STATED PROBLEM:
Output the records exactly as they appear, with no pictures included.

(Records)
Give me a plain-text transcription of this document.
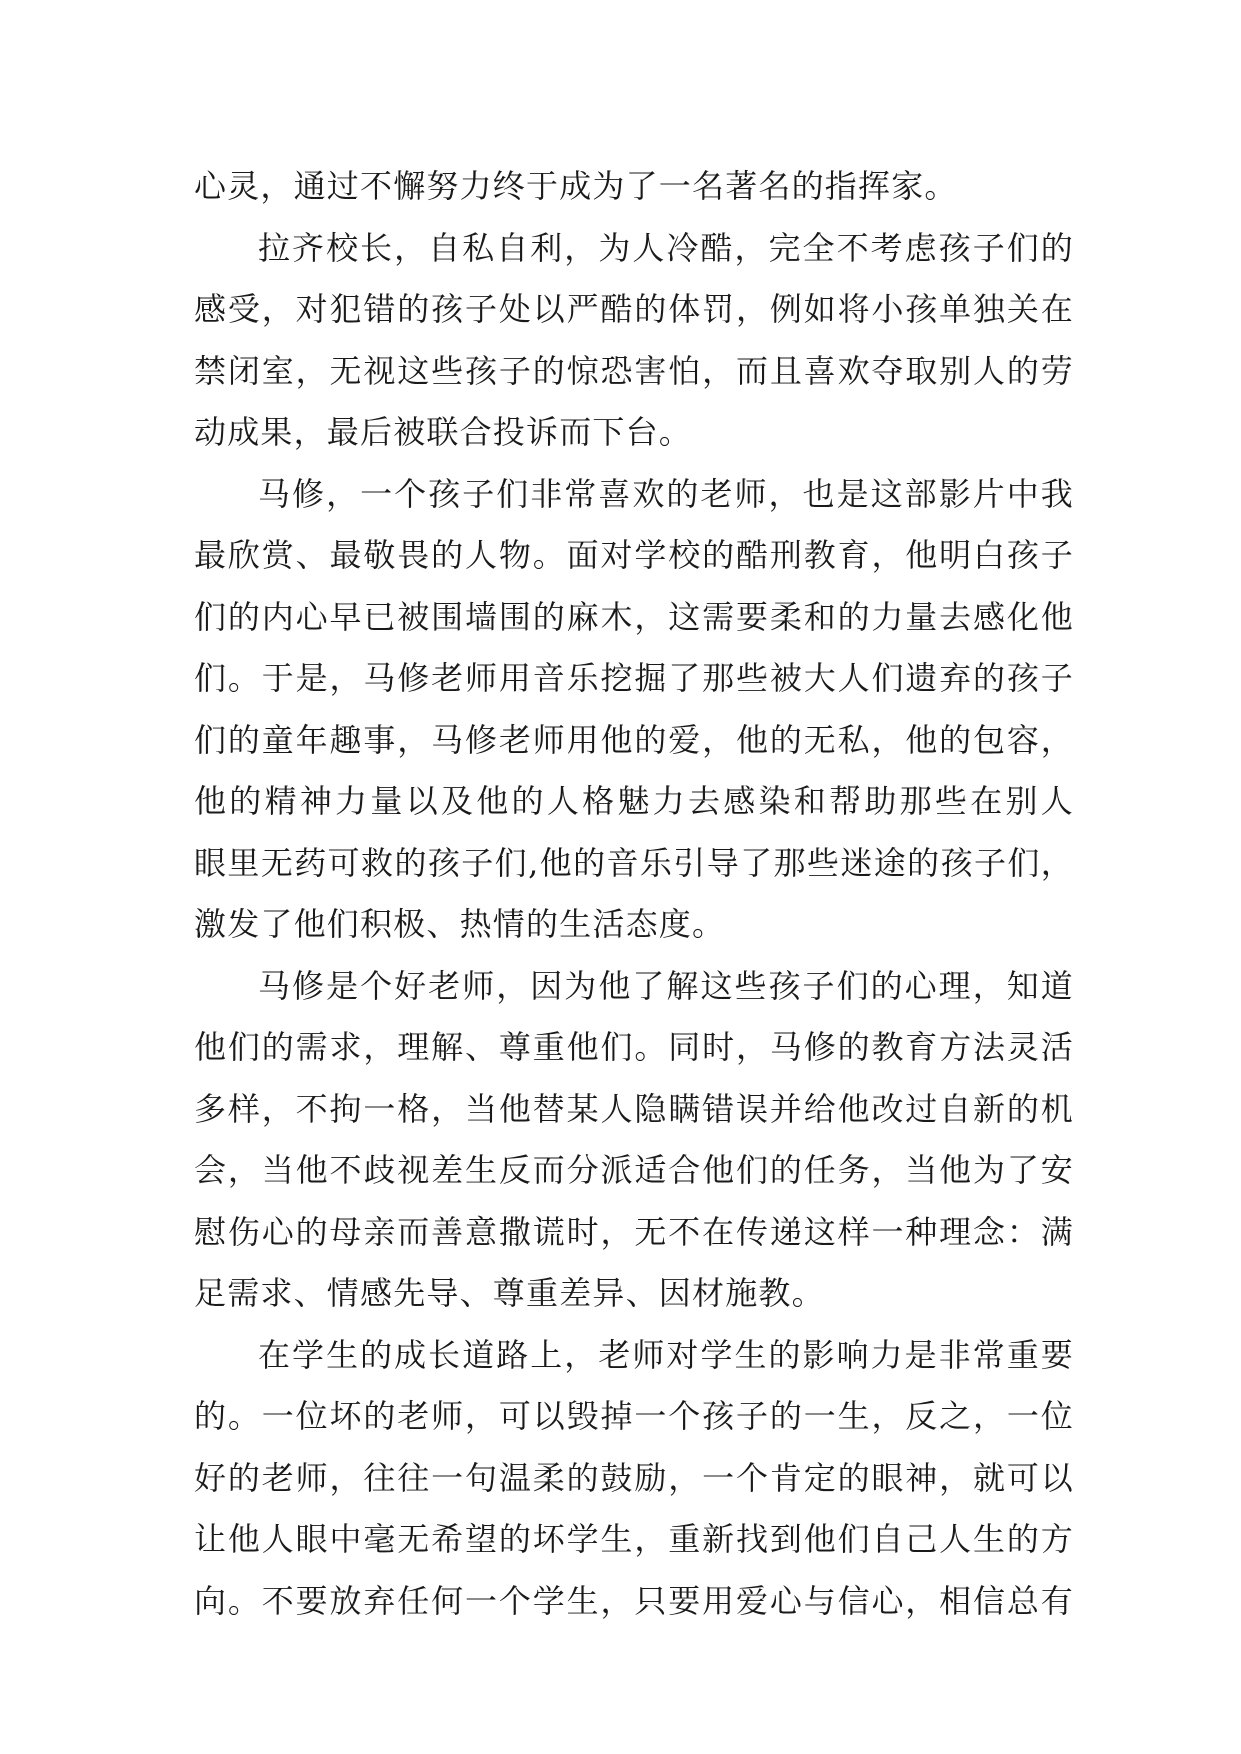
心灵，通过不懈努力终于成为了一名著名的指挥家。
拉齐校长，自私自利，为人冷酷，完全不考虑孩子们的
感受，对犯错的孩子处以严酷的体罚，例如将小孩单独关在
禁闭室，无视这些孩子的惊恐害怕，而且喜欢夺取别人的劳
动成果，最后被联合投诉而下台。
马修，一个孩子们非常喜欢的老师，也是这部影片中我
最欣赏、最敬畏的人物。面对学校的酷刑教育，他明白孩子
们的内心早已被围墙围的麻木，这需要柔和的力量去感化他
们。于是，马修老师用音乐挖掘了那些被大人们遗弃的孩子
们的童年趣事，马修老师用他的爱，他的无私，他的包容，
他的精神力量以及他的人格魅力去感染和帮助那些在别人
眼里无药可救的孩子们,他的音乐引导了那些迷途的孩子们，
激发了他们积极、热情的生活态度。
马修是个好老师，因为他了解这些孩子们的心理，知道
他们的需求，理解、尊重他们。同时，马修的教育方法灵活
多样，不拘一格，当他替某人隐瞒错误并给他改过自新的机
会，当他不歧视差生反而分派适合他们的任务，当他为了安
慰伤心的母亲而善意撒谎时，无不在传递这样一种理念：满
足需求、情感先导、尊重差异、因材施教。
在学生的成长道路上，老师对学生的影响力是非常重要
的。一位坏的老师，可以毁掉一个孩子的一生，反之，一位
好的老师，往往一句温柔的鼓励，一个肯定的眼神，就可以
让他人眼中毫无希望的坏学生，重新找到他们自己人生的方
向。不要放弃任何一个学生，只要用爱心与信心，相信总有
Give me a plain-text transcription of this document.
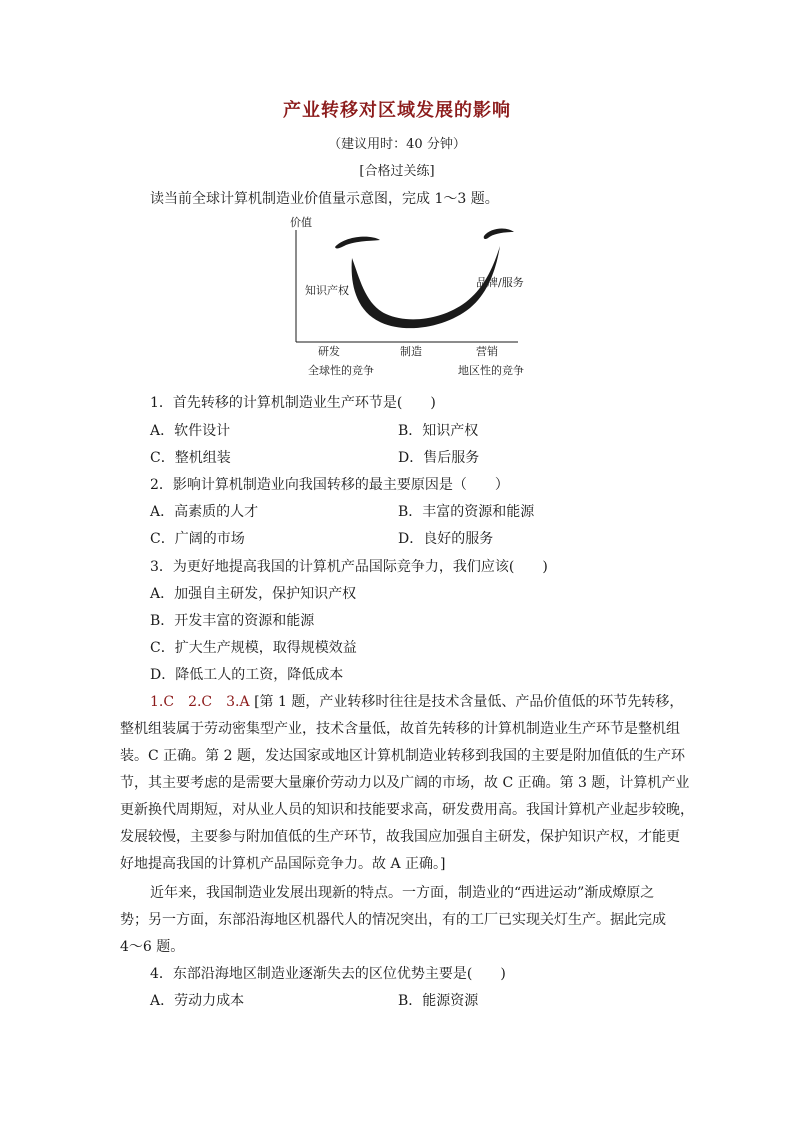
产业转移对区域发展的影响
（建议用时：40 分钟）
[合格过关练]
读当前全球计算机制造业价值量示意图，完成 1～3 题。
价值
知识产权
品牌/服务
研发	制造	营销
全球性的竞争	地区性的竞争
1．首先转移的计算机制造业生产环节是(　　)
A．软件设计	B．知识产权
C．整机组装	D．售后服务
2．影响计算机制造业向我国转移的最主要原因是（　　）
A．高素质的人才	B．丰富的资源和能源
C．广阔的市场	D．良好的服务
3．为更好地提高我国的计算机产品国际竞争力，我们应该(　　)
A．加强自主研发，保护知识产权
B．开发丰富的资源和能源
C．扩大生产规模，取得规模效益
D．降低工人的工资，降低成本
1.C　2.C　3.A [第 1 题，产业转移时往往是技术含量低、产品价值低的环节先转移，
整机组装属于劳动密集型产业，技术含量低，故首先转移的计算机制造业生产环节是整机组
装。C 正确。第 2 题，发达国家或地区计算机制造业转移到我国的主要是附加值低的生产环
节，其主要考虑的是需要大量廉价劳动力以及广阔的市场，故 C 正确。第 3 题，计算机产业
更新换代周期短，对从业人员的知识和技能要求高，研发费用高。我国计算机产业起步较晚，
发展较慢，主要参与附加值低的生产环节，故我国应加强自主研发，保护知识产权，才能更
好地提高我国的计算机产品国际竞争力。故 A 正确。]
近年来，我国制造业发展出现新的特点。一方面，制造业的“西进运动”渐成燎原之
势；另一方面，东部沿海地区机器代人的情况突出，有的工厂已实现关灯生产。据此完成
4～6 题。
4．东部沿海地区制造业逐渐失去的区位优势主要是(　　)
A．劳动力成本	B．能源资源
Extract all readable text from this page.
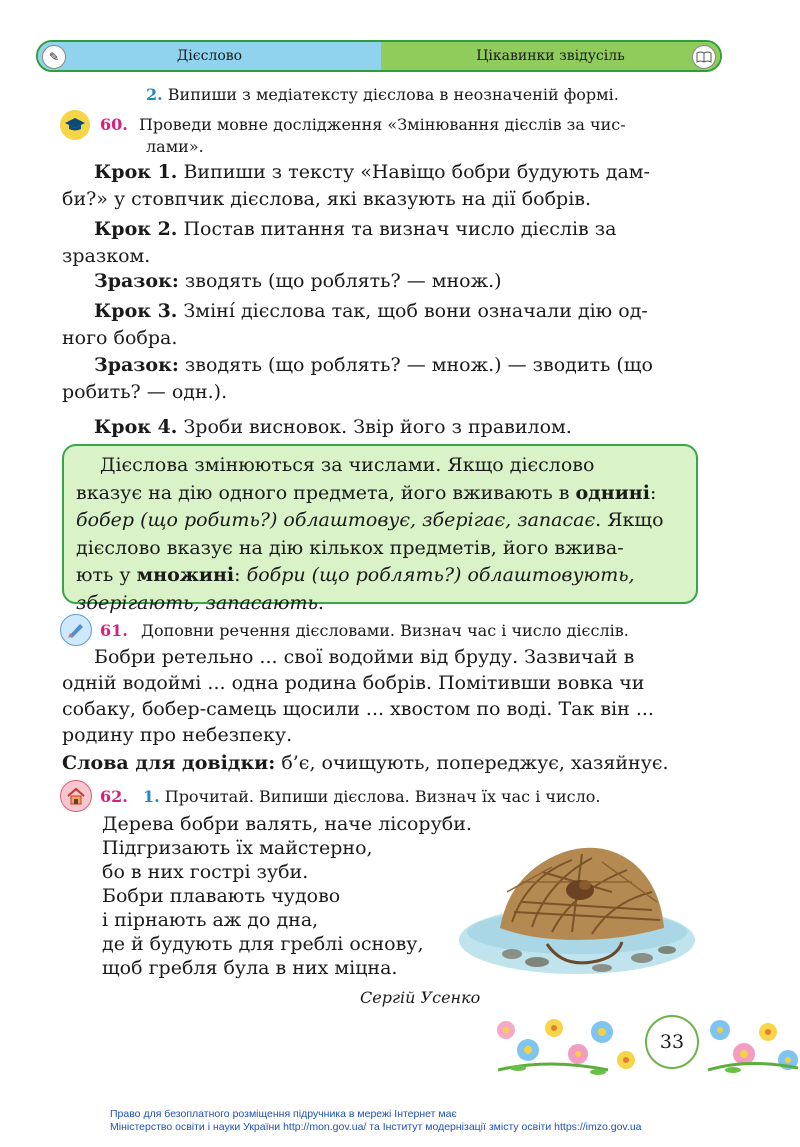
✎	Дієслово	Цікавинки звідусіль
2. Випиши з медіатексту дієслова в неозначеній формі.
60. Проведи мовне дослідження «Змінювання дієслів за чис-
лами».
Крок 1. Випиши з тексту «Навіщо бобри будують дам-
би?» у стовпчик дієслова, які вказують на дії бобрів.
Крок 2. Постав питання та визнач число дієслів за
зразком.
Зразок: зводять (що роблять? — множ.)
Крок 3. Змiнí дієслова так, щоб вони означали дію од-
ного бобра.
Зразок: зводять (що роблять? — множ.) — зводить (що
робить? — одн.).
Крок 4. Зроби висновок. Звір його з правилом.
Дієслова змінюються за числами. Якщо дієслово
вказує на дію одного предмета, його вживають в однині:
бобер (що робить?) облаштовує, зберігає, запасає. Якщо
дієслово вказує на дію кількох предметів, його вжива-
ють у множині: бобри (що роблять?) облаштовують,
зберігають, запасають.
61. Доповни речення дієсловами. Визнач час і число дієслів.
Бобри ретельно ... свої водойми від бруду. Зазвичай в
одній водоймі ... одна родина бобрів. Помітивши вовка чи
собаку, бобер-самець щосили ... хвостом по воді. Так він ...
родину про небезпеку.
Слова для довідки: б’є, очищують, попереджує, хазяйнує.
62. 1. Прочитай. Випиши дієслова. Визнач їх час і число.
Дерева бобри валять, наче лісоруби.
Підгризають їх майстерно,
бо в них гострі зуби.
Бобри плавають чудово
і пірнають аж до дна,
де й будують для греблі основу,
щоб гребля була в них міцна.
Сергій Усенко
33
Право для безоплатного розміщення підручника в мережі Інтернет має
Міністерство освіти і науки України http://mon.gov.ua/ та Інститут модернізації змісту освіти https://imzo.gov.ua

REPLY TO THE TASK:
Give me a plain-text transcription of this document.
心灵，通过不懈努力终于成为了一名著名的指挥家。
拉齐校长，自私自利，为人冷酷，完全不考虑孩子们的
感受，对犯错的孩子处以严酷的体罚，例如将小孩单独关在
禁闭室，无视这些孩子的惊恐害怕，而且喜欢夺取别人的劳
动成果，最后被联合投诉而下台。
马修，一个孩子们非常喜欢的老师，也是这部影片中我
最欣赏、最敬畏的人物。面对学校的酷刑教育，他明白孩子
们的内心早已被围墙围的麻木，这需要柔和的力量去感化他
们。于是，马修老师用音乐挖掘了那些被大人们遗弃的孩子
们的童年趣事，马修老师用他的爱，他的无私，他的包容，
他的精神力量以及他的人格魅力去感染和帮助那些在别人
眼里无药可救的孩子们,他的音乐引导了那些迷途的孩子们，
激发了他们积极、热情的生活态度。
马修是个好老师，因为他了解这些孩子们的心理，知道
他们的需求，理解、尊重他们。同时，马修的教育方法灵活
多样，不拘一格，当他替某人隐瞒错误并给他改过自新的机
会，当他不歧视差生反而分派适合他们的任务，当他为了安
慰伤心的母亲而善意撒谎时，无不在传递这样一种理念：满
足需求、情感先导、尊重差异、因材施教。
在学生的成长道路上，老师对学生的影响力是非常重要
的。一位坏的老师，可以毁掉一个孩子的一生，反之，一位
好的老师，往往一句温柔的鼓励，一个肯定的眼神，就可以
让他人眼中毫无希望的坏学生，重新找到他们自己人生的方
向。不要放弃任何一个学生，只要用爱心与信心，相信总有
Give me a plain-text transcription of this document.
产业转移对区域发展的影响
（建议用时：40 分钟）
[合格过关练]
读当前全球计算机制造业价值量示意图，完成 1～3 题。
价值
知识产权
品牌/服务
研发	制造	营销
全球性的竞争	地区性的竞争
1．首先转移的计算机制造业生产环节是(　　)
A．软件设计	B．知识产权
C．整机组装	D．售后服务
2．影响计算机制造业向我国转移的最主要原因是（　　）
A．高素质的人才	B．丰富的资源和能源
C．广阔的市场	D．良好的服务
3．为更好地提高我国的计算机产品国际竞争力，我们应该(　　)
A．加强自主研发，保护知识产权
B．开发丰富的资源和能源
C．扩大生产规模，取得规模效益
D．降低工人的工资，降低成本
1.C　2.C　3.A [第 1 题，产业转移时往往是技术含量低、产品价值低的环节先转移，
整机组装属于劳动密集型产业，技术含量低，故首先转移的计算机制造业生产环节是整机组
装。C 正确。第 2 题，发达国家或地区计算机制造业转移到我国的主要是附加值低的生产环
节，其主要考虑的是需要大量廉价劳动力以及广阔的市场，故 C 正确。第 3 题，计算机产业
更新换代周期短，对从业人员的知识和技能要求高，研发费用高。我国计算机产业起步较晚，
发展较慢，主要参与附加值低的生产环节，故我国应加强自主研发，保护知识产权，才能更
好地提高我国的计算机产品国际竞争力。故 A 正确。]
近年来，我国制造业发展出现新的特点。一方面，制造业的“西进运动”渐成燎原之
势；另一方面，东部沿海地区机器代人的情况突出，有的工厂已实现关灯生产。据此完成
4～6 题。
4．东部沿海地区制造业逐渐失去的区位优势主要是(　　)
A．劳动力成本	B．能源资源
Extract all readable text from this page.
✎	Дієслово	Цікавинки звідусіль
2. Випиши з медіатексту дієслова в неозначеній формі.
60. Проведи мовне дослідження «Змінювання дієслів за чис-
лами».
Крок 1. Випиши з тексту «Навіщо бобри будують дам-
би?» у стовпчик дієслова, які вказують на дії бобрів.
Крок 2. Постав питання та визнач число дієслів за
зразком.
Зразок: зводять (що роблять? — множ.)
Крок 3. Змiнí дієслова так, щоб вони означали дію од-
ного бобра.
Зразок: зводять (що роблять? — множ.) — зводить (що
робить? — одн.).
Крок 4. Зроби висновок. Звір його з правилом.
Дієслова змінюються за числами. Якщо дієслово
вказує на дію одного предмета, його вживають в однині:
бобер (що робить?) облаштовує, зберігає, запасає. Якщо
дієслово вказує на дію кількох предметів, його вжива-
ють у множині: бобри (що роблять?) облаштовують,
зберігають, запасають.
61. Доповни речення дієсловами. Визнач час і число дієслів.
Бобри ретельно ... свої водойми від бруду. Зазвичай в
одній водоймі ... одна родина бобрів. Помітивши вовка чи
собаку, бобер-самець щосили ... хвостом по воді. Так він ...
родину про небезпеку.
Слова для довідки: б’є, очищують, попереджує, хазяйнує.
62. 1. Прочитай. Випиши дієслова. Визнач їх час і число.
Дерева бобри валять, наче лісоруби.
Підгризають їх майстерно,
бо в них гострі зуби.
Бобри плавають чудово
і пірнають аж до дна,
де й будують для греблі основу,
щоб гребля була в них міцна.
Сергій Усенко
33
Право для безоплатного розміщення підручника в мережі Інтернет має
Міністерство освіти і науки України http://mon.gov.ua/ та Інститут модернізації змісту освіти https://imzo.gov.ua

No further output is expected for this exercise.